■ Task prompt: All of the data that follows should be retyped exactly, please, except the pictures.

■ Extracted data:

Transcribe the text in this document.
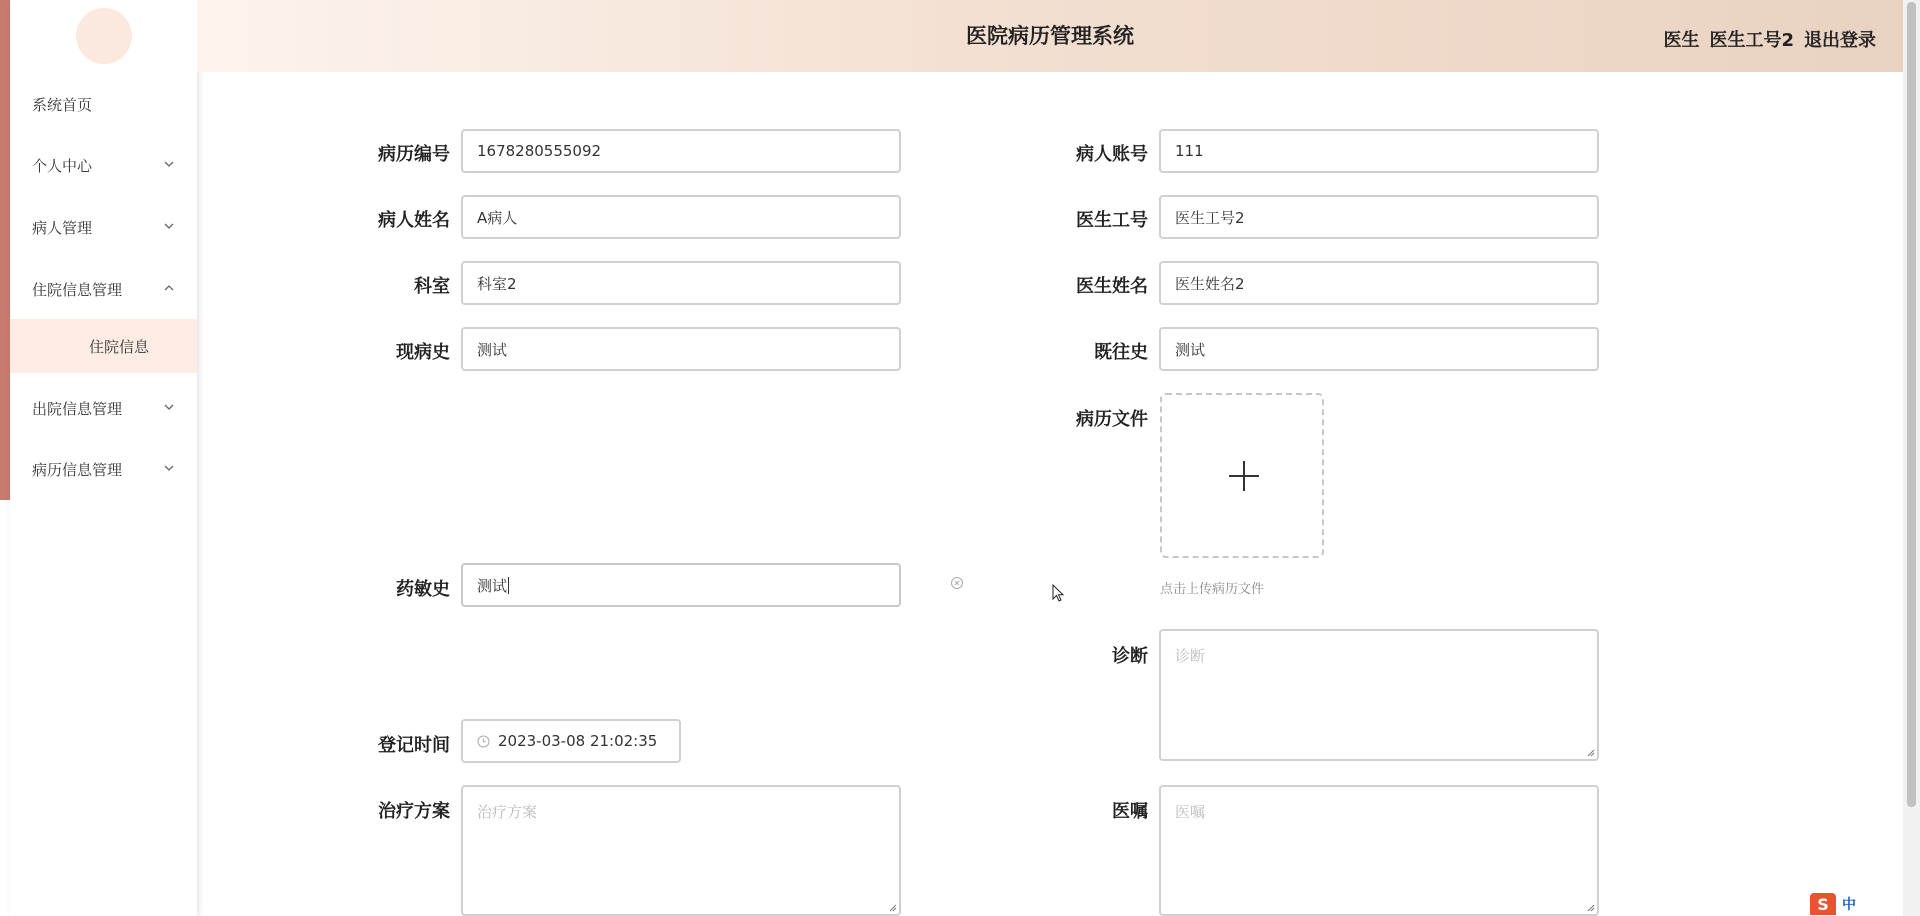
系统首页
个人中心
病人管理
住院信息管理
住院信息
出院信息管理
病历信息管理
医院病历管理系统	医生 医生工号2 退出登录
病历编号 1678280555092	病人账号 111
病人姓名 A病人	医生工号 医生工号2
科室 科室2	医生姓名 医生姓名2
现病史 测试	既往史 测试
病历文件
点击上传病历文件
药敏史 测试
诊断	诊断
登记时间	2023-03-08 21:02:35
治疗方案	治疗方案	医嘱	医嘱
S 中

■ Solution for this task:
Transcribe the text in this document.
系统首页
个人中心
病人管理
住院信息管理
住院信息
出院信息管理
病历信息管理
医院病历管理系统	医生 医生工号2 退出登录
病历编号 1678280555092	病人账号 111
病人姓名 A病人	医生工号 医生工号2
科室 科室2	医生姓名 医生姓名2
现病史 测试	既往史 测试
病历文件
点击上传病历文件
药敏史 测试
诊断	诊断
登记时间	2023-03-08 21:02:35
治疗方案	治疗方案	医嘱	医嘱
S 中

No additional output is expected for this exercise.